• INFORMATION SUPPLIED

** begin **

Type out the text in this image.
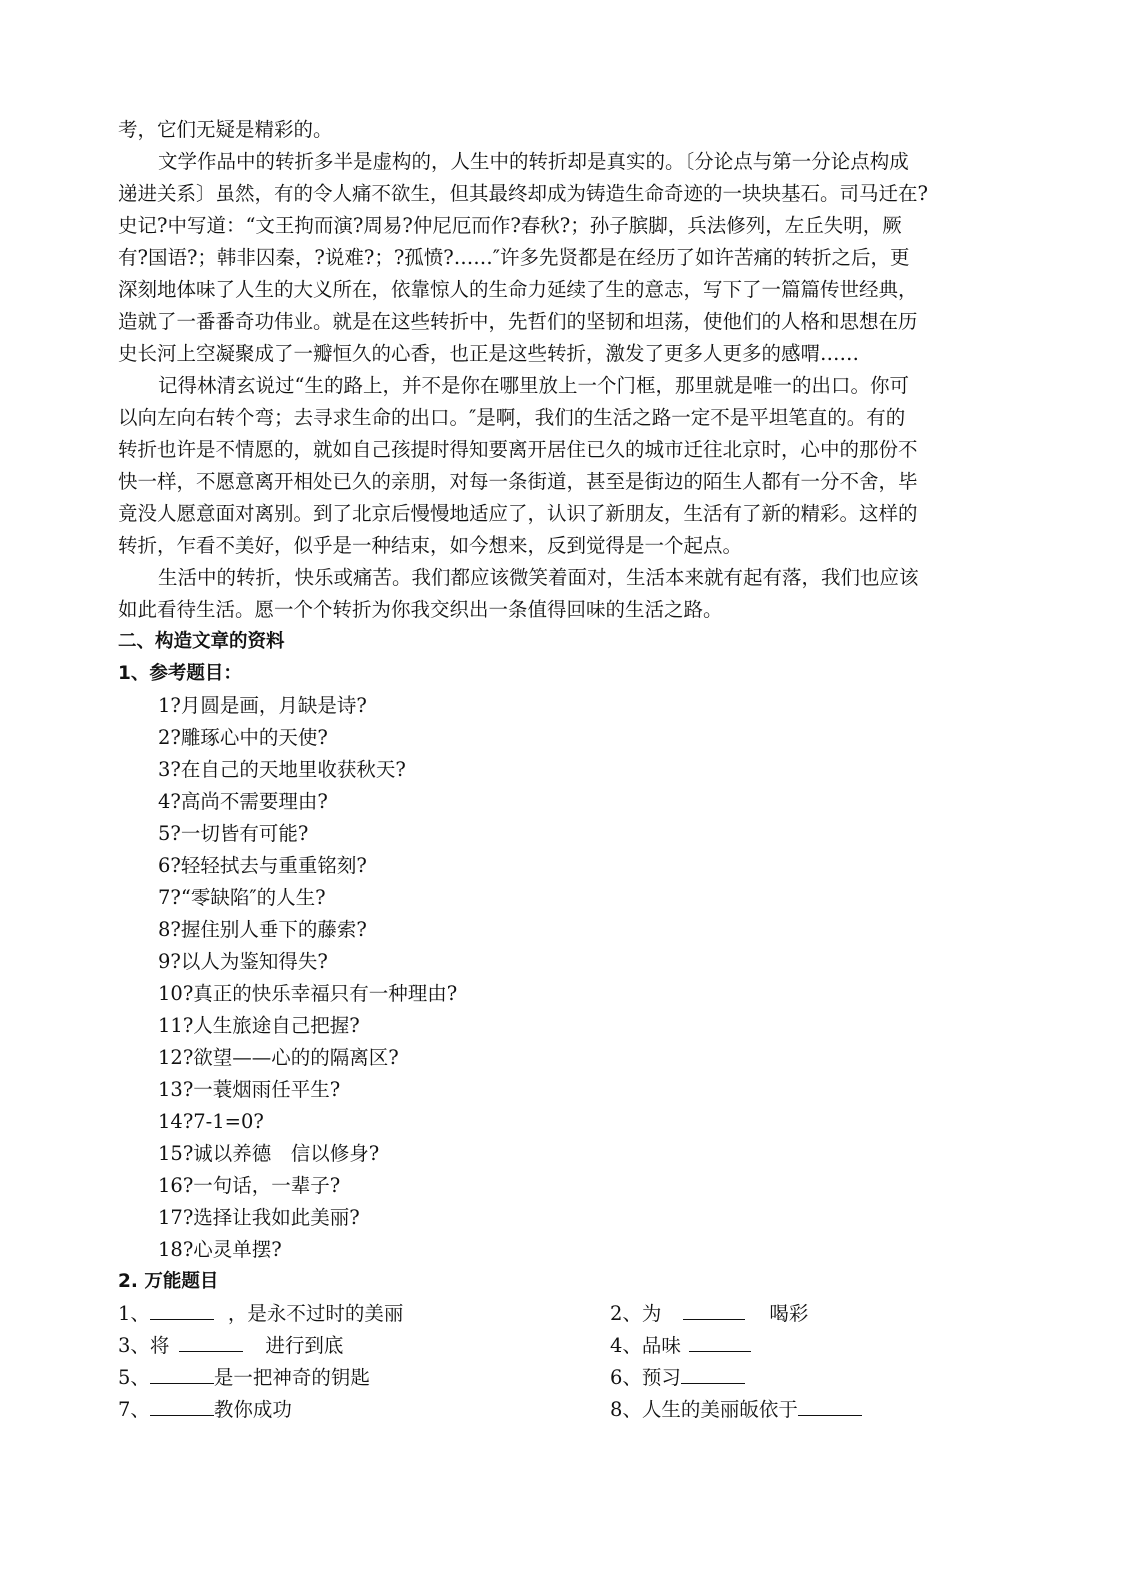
考，它们无疑是精彩的。
文学作品中的转折多半是虚构的，人生中的转折却是真实的。〔分论点与第一分论点构成
递进关系〕虽然，有的令人痛不欲生，但其最终却成为铸造生命奇迹的一块块基石。司马迁在?
史记?中写道：“文王拘而演?周易?仲尼厄而作?春秋?；孙子膑脚，兵法修列，左丘失明，厥
有?国语?；韩非囚秦，?说难?；?孤愤?……″许多先贤都是在经历了如许苦痛的转折之后，更
深刻地体味了人生的大义所在，依靠惊人的生命力延续了生的意志，写下了一篇篇传世经典，
造就了一番番奇功伟业。就是在这些转折中，先哲们的坚韧和坦荡，使他们的人格和思想在历
史长河上空凝聚成了一瓣恒久的心香，也正是这些转折，激发了更多人更多的感喟……
记得林清玄说过“生的路上，并不是你在哪里放上一个门框，那里就是唯一的出口。你可
以向左向右转个弯；去寻求生命的出口。″是啊，我们的生活之路一定不是平坦笔直的。有的
转折也许是不情愿的，就如自己孩提时得知要离开居住已久的城市迁往北京时，心中的那份不
快一样，不愿意离开相处已久的亲朋，对每一条街道，甚至是街边的陌生人都有一分不舍，毕
竟没人愿意面对离别。到了北京后慢慢地适应了，认识了新朋友，生活有了新的精彩。这样的
转折，乍看不美好，似乎是一种结束，如今想来，反到觉得是一个起点。
生活中的转折，快乐或痛苦。我们都应该微笑着面对，生活本来就有起有落，我们也应该
如此看待生活。愿一个个转折为你我交织出一条值得回味的生活之路。
二、构造文章的资料
1、参考题目：
1?月圆是画，月缺是诗?
2?雕琢心中的天使?
3?在自己的天地里收获秋天?
4?高尚不需要理由?
5?一切皆有可能?
6?轻轻拭去与重重铭刻?
7?“零缺陷″的人生?
8?握住别人垂下的藤索?
9?以人为鉴知得失?
10?真正的快乐幸福只有一种理由?
11?人生旅途自己把握?
12?欲望——心的的隔离区?
13?一蓑烟雨任平生?
14?7-1=0?
15?诚以养德　信以修身?
16?一句话，一辈子?
17?选择让我如此美丽?
18?心灵单摆?
2. 万能题目
1、	，是永不过时的美丽	2、为	喝彩
3、将	进行到底	4、品味
5、	是一把神奇的钥匙	6、预习
7、	教你成功	8、人生的美丽皈依于
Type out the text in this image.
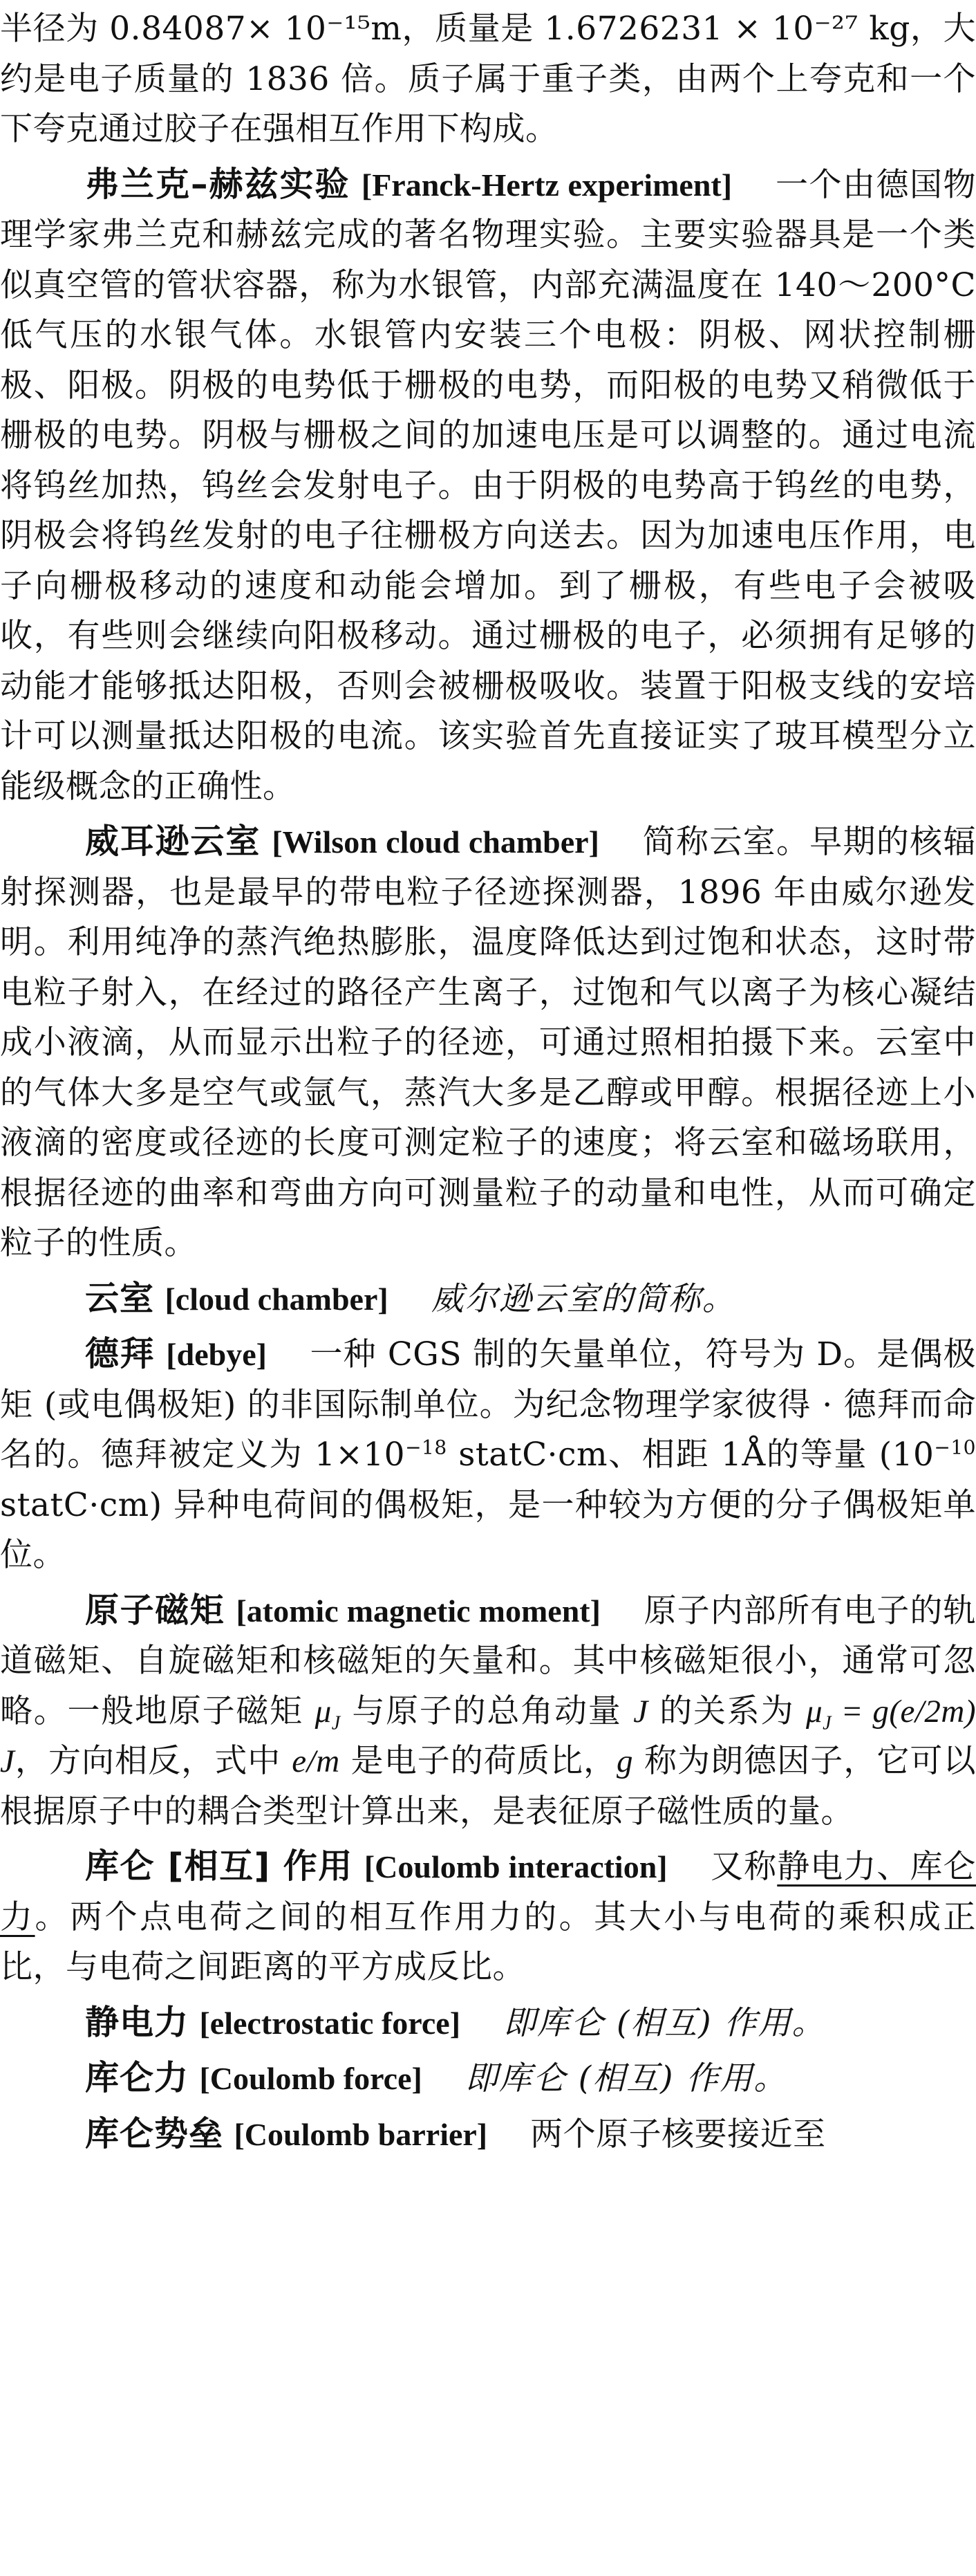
半径为 0.84087× 10⁻¹⁵m，质量是 1.6726231 × 10⁻²⁷ kg，大约是电子质量的 1836 倍。质子属于重子类，由两个上夸克和一个下夸克通过胶子在强相互作用下构成。

弗兰克–赫兹实验 [Franck-Hertz experiment] 一个由德国物理学家弗兰克和赫兹完成的著名物理实验。主要实验器具是一个类似真空管的管状容器，称为水银管，内部充满温度在 140～200°C低气压的水银气体。水银管内安装三个电极：阴极、网状控制栅极、阳极。阴极的电势低于栅极的电势，而阳极的电势又稍微低于栅极的电势。阴极与栅极之间的加速电压是可以调整的。通过电流将钨丝加热，钨丝会发射电子。由于阴极的电势高于钨丝的电势，阴极会将钨丝发射的电子往栅极方向送去。因为加速电压作用，电子向栅极移动的速度和动能会增加。到了栅极，有些电子会被吸收，有些则会继续向阳极移动。通过栅极的电子，必须拥有足够的动能才能够抵达阳极，否则会被栅极吸收。装置于阳极支线的安培计可以测量抵达阳极的电流。该实验首先直接证实了玻耳模型分立能级概念的正确性。

威耳逊云室 [Wilson cloud chamber] 简称云室。早期的核辐射探测器，也是最早的带电粒子径迹探测器，1896 年由威尔逊发明。利用纯净的蒸汽绝热膨胀，温度降低达到过饱和状态，这时带电粒子射入，在经过的路径产生离子，过饱和气以离子为核心凝结成小液滴，从而显示出粒子的径迹，可通过照相拍摄下来。云室中的气体大多是空气或氩气，蒸汽大多是乙醇或甲醇。根据径迹上小液滴的密度或径迹的长度可测定粒子的速度；将云室和磁场联用，根据径迹的曲率和弯曲方向可测量粒子的动量和电性，从而可确定粒子的性质。

云室 [cloud chamber] 威尔逊云室的简称。

德拜 [debye] 一种 CGS 制的矢量单位，符号为 D。是偶极矩 (或电偶极矩) 的非国际制单位。为纪念物理学家彼得 · 德拜而命名的。德拜被定义为 $1\times 10^{-18}$ statC·cm、相距 1Å的等量 ($10^{-10}$ statC·cm) 异种电荷间的偶极矩，是一种较为方便的分子偶极矩单位。

原子磁矩 [atomic magnetic moment] 原子内部所有电子的轨道磁矩、自旋磁矩和核磁矩的矢量和。其中核磁矩很小，通常可忽略。一般地原子磁矩 $\mu_J$ 与原子的总角动量 J 的关系为 $\mu_J = g(e/2m)J$，方向相反，式中 e/m 是电子的荷质比，g 称为朗德因子，它可以根据原子中的耦合类型计算出来，是表征原子磁性质的量。

库仑 [相互] 作用 [Coulomb interaction] 又称静电力、库仑力。两个点电荷之间的相互作用力的。其大小与电荷的乘积成正比，与电荷之间距离的平方成反比。

静电力 [electrostatic force] 即库仑 (相互) 作用。

库仑力 [Coulomb force] 即库仑 (相互) 作用。

库仑势垒 [Coulomb barrier] 两个原子核要接近至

** end **

• SET PROBLEM
Take the records above and transcribe them exactly, dropping every picture.

• SOLUTION TO THIS TASK
Type out the text in this image.
考，它们无疑是精彩的。
文学作品中的转折多半是虚构的，人生中的转折却是真实的。〔分论点与第一分论点构成
递进关系〕虽然，有的令人痛不欲生，但其最终却成为铸造生命奇迹的一块块基石。司马迁在?
史记?中写道：“文王拘而演?周易?仲尼厄而作?春秋?；孙子膑脚，兵法修列，左丘失明，厥
有?国语?；韩非囚秦，?说难?；?孤愤?……″许多先贤都是在经历了如许苦痛的转折之后，更
深刻地体味了人生的大义所在，依靠惊人的生命力延续了生的意志，写下了一篇篇传世经典，
造就了一番番奇功伟业。就是在这些转折中，先哲们的坚韧和坦荡，使他们的人格和思想在历
史长河上空凝聚成了一瓣恒久的心香，也正是这些转折，激发了更多人更多的感喟……
记得林清玄说过“生的路上，并不是你在哪里放上一个门框，那里就是唯一的出口。你可
以向左向右转个弯；去寻求生命的出口。″是啊，我们的生活之路一定不是平坦笔直的。有的
转折也许是不情愿的，就如自己孩提时得知要离开居住已久的城市迁往北京时，心中的那份不
快一样，不愿意离开相处已久的亲朋，对每一条街道，甚至是街边的陌生人都有一分不舍，毕
竟没人愿意面对离别。到了北京后慢慢地适应了，认识了新朋友，生活有了新的精彩。这样的
转折，乍看不美好，似乎是一种结束，如今想来，反到觉得是一个起点。
生活中的转折，快乐或痛苦。我们都应该微笑着面对，生活本来就有起有落，我们也应该
如此看待生活。愿一个个转折为你我交织出一条值得回味的生活之路。
二、构造文章的资料
1、参考题目：
1?月圆是画，月缺是诗?
2?雕琢心中的天使?
3?在自己的天地里收获秋天?
4?高尚不需要理由?
5?一切皆有可能?
6?轻轻拭去与重重铭刻?
7?“零缺陷″的人生?
8?握住别人垂下的藤索?
9?以人为鉴知得失?
10?真正的快乐幸福只有一种理由?
11?人生旅途自己把握?
12?欲望——心的的隔离区?
13?一蓑烟雨任平生?
14?7-1=0?
15?诚以养德　信以修身?
16?一句话，一辈子?
17?选择让我如此美丽?
18?心灵单摆?
2. 万能题目
1、	，是永不过时的美丽	2、为	喝彩
3、将	进行到底	4、品味
5、	是一把神奇的钥匙	6、预习
7、	教你成功	8、人生的美丽皈依于
Type out the text in this image.
半径为 0.84087× 10⁻¹⁵m，质量是 1.6726231 × 10⁻²⁷ kg，大约是电子质量的 1836 倍。质子属于重子类，由两个上夸克和一个下夸克通过胶子在强相互作用下构成。

弗兰克–赫兹实验 [Franck-Hertz experiment] 一个由德国物理学家弗兰克和赫兹完成的著名物理实验。主要实验器具是一个类似真空管的管状容器，称为水银管，内部充满温度在 140～200°C低气压的水银气体。水银管内安装三个电极：阴极、网状控制栅极、阳极。阴极的电势低于栅极的电势，而阳极的电势又稍微低于栅极的电势。阴极与栅极之间的加速电压是可以调整的。通过电流将钨丝加热，钨丝会发射电子。由于阴极的电势高于钨丝的电势，阴极会将钨丝发射的电子往栅极方向送去。因为加速电压作用，电子向栅极移动的速度和动能会增加。到了栅极，有些电子会被吸收，有些则会继续向阳极移动。通过栅极的电子，必须拥有足够的动能才能够抵达阳极，否则会被栅极吸收。装置于阳极支线的安培计可以测量抵达阳极的电流。该实验首先直接证实了玻耳模型分立能级概念的正确性。

威耳逊云室 [Wilson cloud chamber] 简称云室。早期的核辐射探测器，也是最早的带电粒子径迹探测器，1896 年由威尔逊发明。利用纯净的蒸汽绝热膨胀，温度降低达到过饱和状态，这时带电粒子射入，在经过的路径产生离子，过饱和气以离子为核心凝结成小液滴，从而显示出粒子的径迹，可通过照相拍摄下来。云室中的气体大多是空气或氩气，蒸汽大多是乙醇或甲醇。根据径迹上小液滴的密度或径迹的长度可测定粒子的速度；将云室和磁场联用，根据径迹的曲率和弯曲方向可测量粒子的动量和电性，从而可确定粒子的性质。

云室 [cloud chamber] 威尔逊云室的简称。

德拜 [debye] 一种 CGS 制的矢量单位，符号为 D。是偶极矩 (或电偶极矩) 的非国际制单位。为纪念物理学家彼得 · 德拜而命名的。德拜被定义为 $1\times 10^{-18}$ statC·cm、相距 1Å的等量 ($10^{-10}$ statC·cm) 异种电荷间的偶极矩，是一种较为方便的分子偶极矩单位。

原子磁矩 [atomic magnetic moment] 原子内部所有电子的轨道磁矩、自旋磁矩和核磁矩的矢量和。其中核磁矩很小，通常可忽略。一般地原子磁矩 $\mu_J$ 与原子的总角动量 J 的关系为 $\mu_J = g(e/2m)J$，方向相反，式中 e/m 是电子的荷质比，g 称为朗德因子，它可以根据原子中的耦合类型计算出来，是表征原子磁性质的量。

库仑 [相互] 作用 [Coulomb interaction] 又称静电力、库仑力。两个点电荷之间的相互作用力的。其大小与电荷的乘积成正比，与电荷之间距离的平方成反比。

静电力 [electrostatic force] 即库仑 (相互) 作用。

库仑力 [Coulomb force] 即库仑 (相互) 作用。

库仑势垒 [Coulomb barrier] 两个原子核要接近至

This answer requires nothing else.